EXERCISE INPUTS.
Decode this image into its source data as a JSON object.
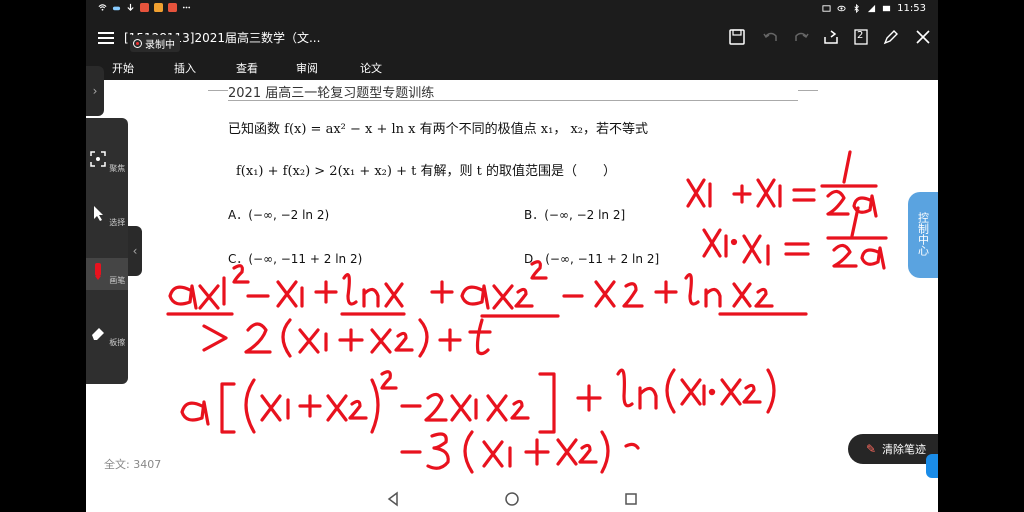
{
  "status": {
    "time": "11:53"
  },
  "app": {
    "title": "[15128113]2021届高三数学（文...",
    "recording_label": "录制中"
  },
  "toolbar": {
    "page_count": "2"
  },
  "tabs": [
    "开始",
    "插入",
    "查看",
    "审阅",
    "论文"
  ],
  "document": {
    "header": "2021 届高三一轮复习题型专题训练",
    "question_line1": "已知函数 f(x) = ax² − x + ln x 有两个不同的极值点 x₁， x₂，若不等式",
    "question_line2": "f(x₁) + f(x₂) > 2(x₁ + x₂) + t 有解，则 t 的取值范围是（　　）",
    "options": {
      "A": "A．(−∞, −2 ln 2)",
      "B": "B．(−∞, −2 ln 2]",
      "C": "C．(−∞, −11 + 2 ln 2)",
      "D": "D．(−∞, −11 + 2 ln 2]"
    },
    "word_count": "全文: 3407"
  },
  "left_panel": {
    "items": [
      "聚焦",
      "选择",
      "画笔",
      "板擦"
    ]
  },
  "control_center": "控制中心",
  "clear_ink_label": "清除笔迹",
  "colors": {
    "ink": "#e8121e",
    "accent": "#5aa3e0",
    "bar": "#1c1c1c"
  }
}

==

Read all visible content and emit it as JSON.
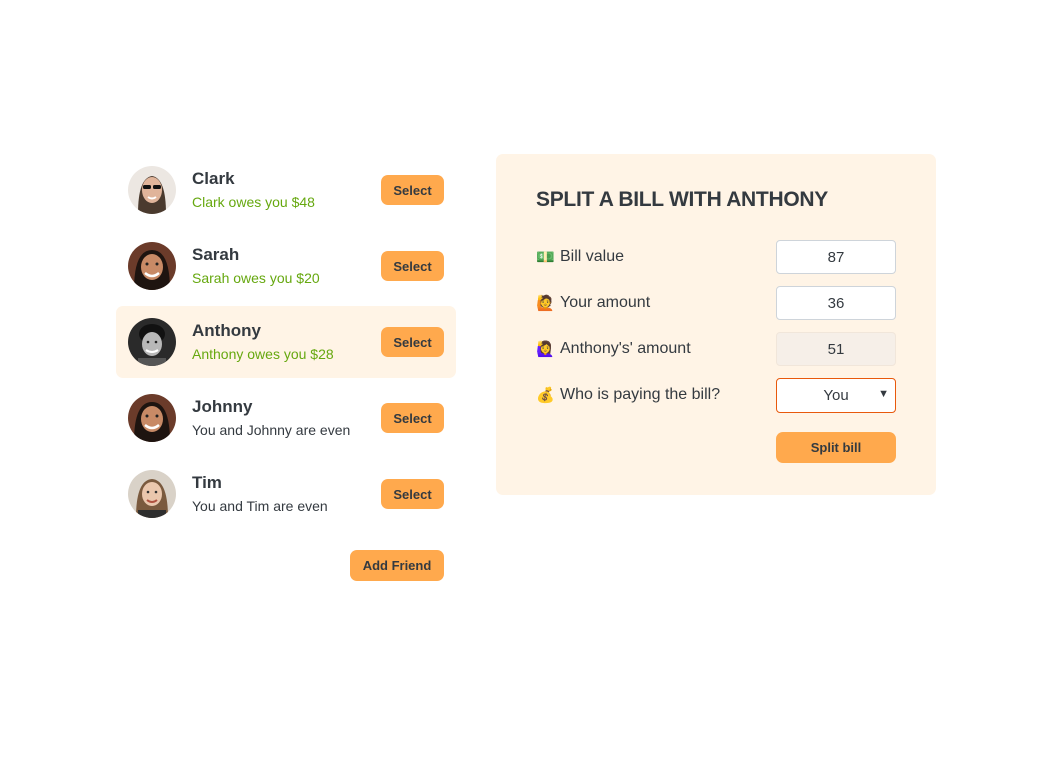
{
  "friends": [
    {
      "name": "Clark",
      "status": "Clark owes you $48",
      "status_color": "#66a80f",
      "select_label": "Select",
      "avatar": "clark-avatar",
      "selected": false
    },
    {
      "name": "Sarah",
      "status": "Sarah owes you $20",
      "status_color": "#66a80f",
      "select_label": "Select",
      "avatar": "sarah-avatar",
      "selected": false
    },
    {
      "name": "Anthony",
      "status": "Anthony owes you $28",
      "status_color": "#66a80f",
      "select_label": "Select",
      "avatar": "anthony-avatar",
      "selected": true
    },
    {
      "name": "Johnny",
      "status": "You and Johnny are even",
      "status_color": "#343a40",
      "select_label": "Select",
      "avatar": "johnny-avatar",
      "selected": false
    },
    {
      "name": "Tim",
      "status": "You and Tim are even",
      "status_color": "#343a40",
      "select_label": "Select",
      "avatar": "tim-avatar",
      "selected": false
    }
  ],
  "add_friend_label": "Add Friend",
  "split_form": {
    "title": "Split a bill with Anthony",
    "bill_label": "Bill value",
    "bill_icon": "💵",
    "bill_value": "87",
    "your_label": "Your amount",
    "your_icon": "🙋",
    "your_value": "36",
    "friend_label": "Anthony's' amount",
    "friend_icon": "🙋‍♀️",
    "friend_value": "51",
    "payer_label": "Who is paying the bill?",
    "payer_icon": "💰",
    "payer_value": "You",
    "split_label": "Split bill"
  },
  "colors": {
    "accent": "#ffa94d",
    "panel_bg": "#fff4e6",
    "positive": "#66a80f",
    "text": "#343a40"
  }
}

* * *

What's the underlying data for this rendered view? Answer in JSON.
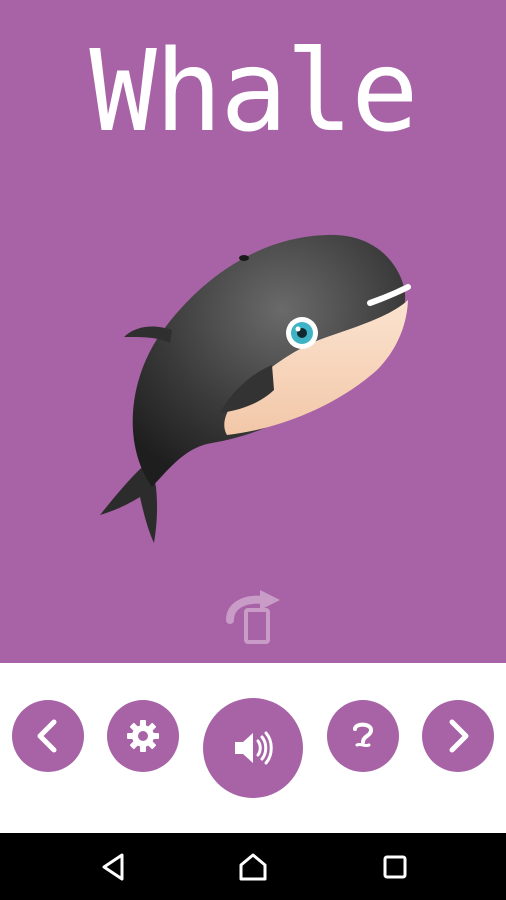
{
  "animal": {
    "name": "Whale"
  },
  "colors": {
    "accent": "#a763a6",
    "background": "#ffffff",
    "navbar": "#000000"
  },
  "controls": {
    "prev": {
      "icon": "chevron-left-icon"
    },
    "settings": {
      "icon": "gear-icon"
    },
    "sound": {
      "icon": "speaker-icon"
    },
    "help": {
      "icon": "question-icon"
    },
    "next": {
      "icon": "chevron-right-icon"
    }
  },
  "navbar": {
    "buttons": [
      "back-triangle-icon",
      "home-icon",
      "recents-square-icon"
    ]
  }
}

DO THIS. Reproduce each line of the material containing the word "amount".

ANSWER TO THE PROBLEM.
    "your_label": "Your amount",
    "friend_label": "Anthony's' amount",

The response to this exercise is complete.